- _Excerpted data_:
+-------+
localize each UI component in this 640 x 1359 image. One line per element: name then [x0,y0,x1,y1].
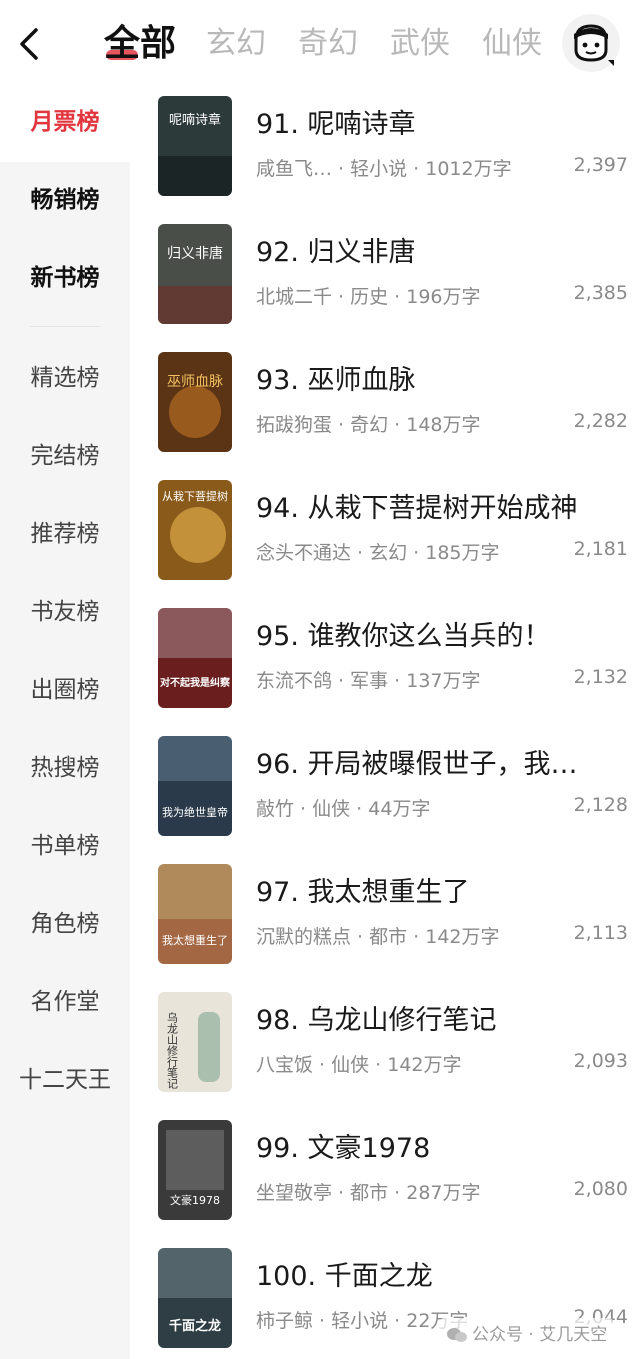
svg-text:千面之龙: 千面之龙 [169,1318,221,1334]
book-meta: 敲竹 · 仙侠 · 44万字 [256,798,431,820]
vote-count: 2,282 [573,410,628,432]
top-bar: 全部 玄幻 奇幻 武侠 仙侠 [0,0,640,90]
book-row[interactable]: 对不起我是纠察 95. 谁教你这么当兵的！ 东流不鸽 · 军事 · 137万字 … [158,608,628,708]
book-title: 95. 谁教你这么当兵的！ [256,621,551,652]
book-cover[interactable]: 从栽下菩提树 [158,480,232,580]
tab-all[interactable]: 全部 [104,22,176,66]
book-row[interactable]: 归义非唐 92. 归义非唐 北城二千 · 历史 · 196万字 2,385 [158,224,628,324]
back-button[interactable] [12,24,48,64]
user-avatar-button[interactable] [562,14,620,72]
sidebar-item-hot-search[interactable]: 热搜榜 [0,748,130,788]
book-meta: 坐望敬亭 · 都市 · 287万字 [256,1182,481,1204]
book-title: 92. 归义非唐 [256,237,416,268]
book-title: 94. 从栽下菩提树开始成神 [256,493,578,524]
sidebar-item-recommended[interactable]: 推荐榜 [0,514,130,554]
book-cover[interactable]: 巫师血脉 [158,352,232,452]
wechat-watermark: 公众号 · 艾几天空 [440,1318,614,1347]
vote-count: 2,128 [573,794,628,816]
wechat-icon [447,1328,467,1342]
book-row[interactable]: 乌龙山修行笔记 98. 乌龙山修行笔记 八宝饭 · 仙侠 · 142万字 2,0… [158,992,628,1092]
book-meta: 柿子鲸 · 轻小说 · 22万字 [256,1310,469,1332]
book-cover[interactable]: 千面之龙 [158,1248,232,1348]
book-cover[interactable]: 乌龙山修行笔记 [158,992,232,1092]
ranking-sidebar: 月票榜 畅销榜 新书榜 精选榜 完结榜 推荐榜 书友榜 出圈榜 热搜榜 书单榜 … [0,90,130,1359]
book-meta: 东流不鸽 · 军事 · 137万字 [256,670,481,692]
svg-text:我为绝世皇帝: 我为绝世皇帝 [162,805,228,819]
book-row[interactable]: 我为绝世皇帝 96. 开局被曝假世子，我… 敲竹 · 仙侠 · 44万字 2,1… [158,736,628,836]
book-row[interactable]: 呢喃诗章 91. 呢喃诗章 咸鱼飞… · 轻小说 · 1012万字 2,397 [158,96,628,196]
vote-count: 2,132 [573,666,628,688]
tab-xuanhuan[interactable]: 玄幻 [206,22,266,66]
sidebar-item-monthly-ticket[interactable]: 月票榜 [0,102,130,142]
book-meta: 沉默的糕点 · 都市 · 142万字 [256,926,500,948]
sidebar-item-featured[interactable]: 精选榜 [0,358,130,398]
chevron-left-icon [20,28,38,60]
svg-text:文豪1978: 文豪1978 [170,1193,220,1207]
sidebar-item-new-books[interactable]: 新书榜 [0,258,130,298]
svg-text:归义非唐: 归义非唐 [167,245,223,262]
sidebar-item-bestseller[interactable]: 畅销榜 [0,180,130,220]
book-cover[interactable]: 对不起我是纠察 [158,608,232,708]
book-title: 96. 开局被曝假世子，我… [256,749,578,780]
book-cover[interactable]: 文豪1978 [158,1120,232,1220]
book-row[interactable]: 文豪1978 99. 文豪1978 坐望敬亭 · 都市 · 287万字 2,08… [158,1120,628,1220]
svg-text:我太想重生了: 我太想重生了 [162,933,228,947]
book-title: 100. 千面之龙 [256,1261,433,1292]
book-title: 99. 文豪1978 [256,1133,431,1164]
book-title: 93. 巫师血脉 [256,365,416,396]
book-title: 98. 乌龙山修行笔记 [256,1005,497,1036]
svg-text:呢喃诗章: 呢喃诗章 [169,112,221,128]
vote-count: 2,181 [573,538,628,560]
sidebar-item-reader-friends[interactable]: 书友榜 [0,592,130,632]
svg-text:巫师血脉: 巫师血脉 [167,374,223,390]
book-meta: 北城二千 · 历史 · 196万字 [256,286,481,308]
book-meta: 念头不通达 · 玄幻 · 185万字 [256,542,500,564]
sidebar-item-completed[interactable]: 完结榜 [0,436,130,476]
user-avatar-icon [574,24,614,66]
book-meta: 咸鱼飞… · 轻小说 · 1012万字 [256,158,512,180]
sidebar-item-characters[interactable]: 角色榜 [0,904,130,944]
book-row[interactable]: 我太想重生了 97. 我太想重生了 沉默的糕点 · 都市 · 142万字 2,1… [158,864,628,964]
sidebar-divider [30,326,100,327]
sidebar-item-booklist[interactable]: 书单榜 [0,826,130,866]
svg-text:对不起我是纠察: 对不起我是纠察 [160,676,231,689]
book-row[interactable]: 从栽下菩提树 94. 从栽下菩提树开始成神 念头不通达 · 玄幻 · 185万字… [158,480,628,580]
svg-text:从栽下菩提树: 从栽下菩提树 [162,489,228,503]
tab-qihuan[interactable]: 奇幻 [298,22,358,66]
book-cover[interactable]: 我太想重生了 [158,864,232,964]
tab-wuxia[interactable]: 武侠 [390,22,450,66]
sidebar-item-hall-of-fame[interactable]: 名作堂 [0,982,130,1022]
tab-xianxia[interactable]: 仙侠 [482,22,542,66]
book-cover[interactable]: 归义非唐 [158,224,232,324]
vote-count: 2,113 [573,922,628,944]
book-title: 97. 我太想重生了 [256,877,470,908]
book-row[interactable]: 巫师血脉 93. 巫师血脉 拓跋狗蛋 · 奇幻 · 148万字 2,282 [158,352,628,452]
vote-count: 2,080 [573,1178,628,1200]
book-meta: 拓跋狗蛋 · 奇幻 · 148万字 [256,414,481,436]
vote-count: 2,385 [573,282,628,304]
book-title: 91. 呢喃诗章 [256,109,416,140]
vote-count: 2,093 [573,1050,628,1072]
sidebar-item-breakout[interactable]: 出圈榜 [0,670,130,710]
book-meta: 八宝饭 · 仙侠 · 142万字 [256,1054,462,1076]
svg-text:乌龙山修行笔记: 乌龙山修行笔记 [166,1011,179,1089]
book-cover[interactable]: 呢喃诗章 [158,96,232,196]
vote-count: 2,397 [573,154,628,176]
book-cover[interactable]: 我为绝世皇帝 [158,736,232,836]
sidebar-item-twelve-kings[interactable]: 十二天王 [0,1060,130,1100]
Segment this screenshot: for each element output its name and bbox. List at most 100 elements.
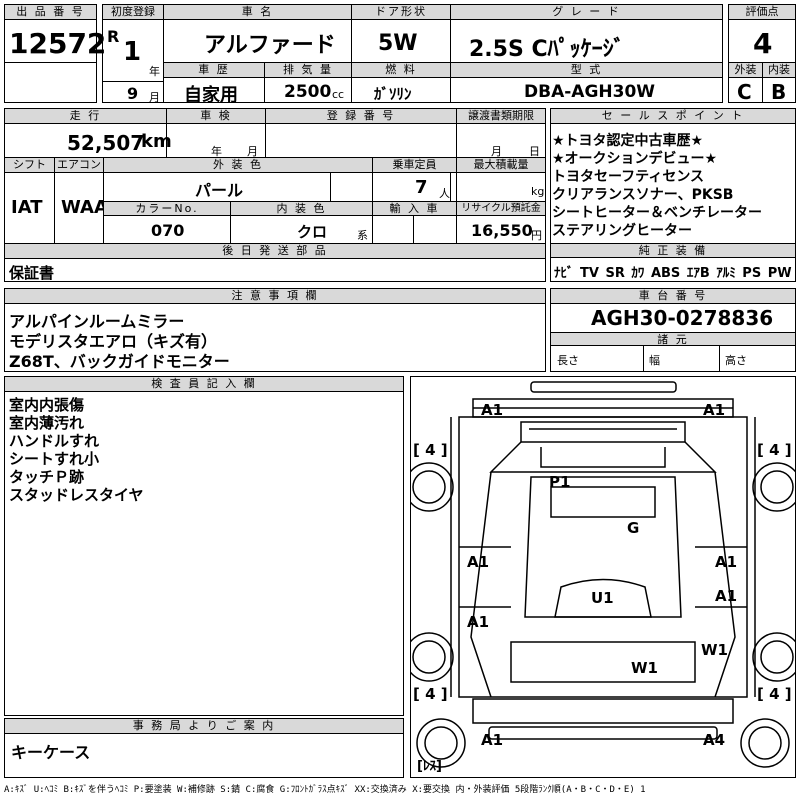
+-------+
- _Stated exercise_: Reproduce the part of the material above that opens with the line containing "svg-text:千面之龙: 千面之龙 [169,1318,221,1334]" and closes with the line containing "book-title: 94. 从栽下菩提树开始成神 [256,493,578,524]" as a numbered list, including both of those lines and omitting any blank lines.

- _Output_:
1. svg-text:千面之龙: 千面之龙 [169,1318,221,1334]
2. book-meta: 敲竹 · 仙侠 · 44万字 [256,798,431,820]
3. vote-count: 2,282 [573,410,628,432]
4. top-bar: 全部 玄幻 奇幻 武侠 仙侠 [0,0,640,90]
5. book-row[interactable]: 对不起我是纠察 95. 谁教你这么当兵的！ 东流不鸽 · 军事 · 137万字 … [158,608,628,708]
6. book-title: 95. 谁教你这么当兵的！ [256,621,551,652]
7. book-cover[interactable]: 从栽下菩提树 [158,480,232,580]
8. tab-all[interactable]: 全部 [104,22,176,66]
9. book-row[interactable]: 归义非唐 92. 归义非唐 北城二千 · 历史 · 196万字 2,385 [158,224,628,324]
10. back-button[interactable] [12,24,48,64]
11. user-avatar-button[interactable] [562,14,620,72]
12. sidebar-item-hot-search[interactable]: 热搜榜 [0,748,130,788]
13. book-meta: 坐望敬亭 · 都市 · 287万字 [256,1182,481,1204]
14. book-title: 92. 归义非唐 [256,237,416,268]
15. book-title: 94. 从栽下菩提树开始成神 [256,493,578,524]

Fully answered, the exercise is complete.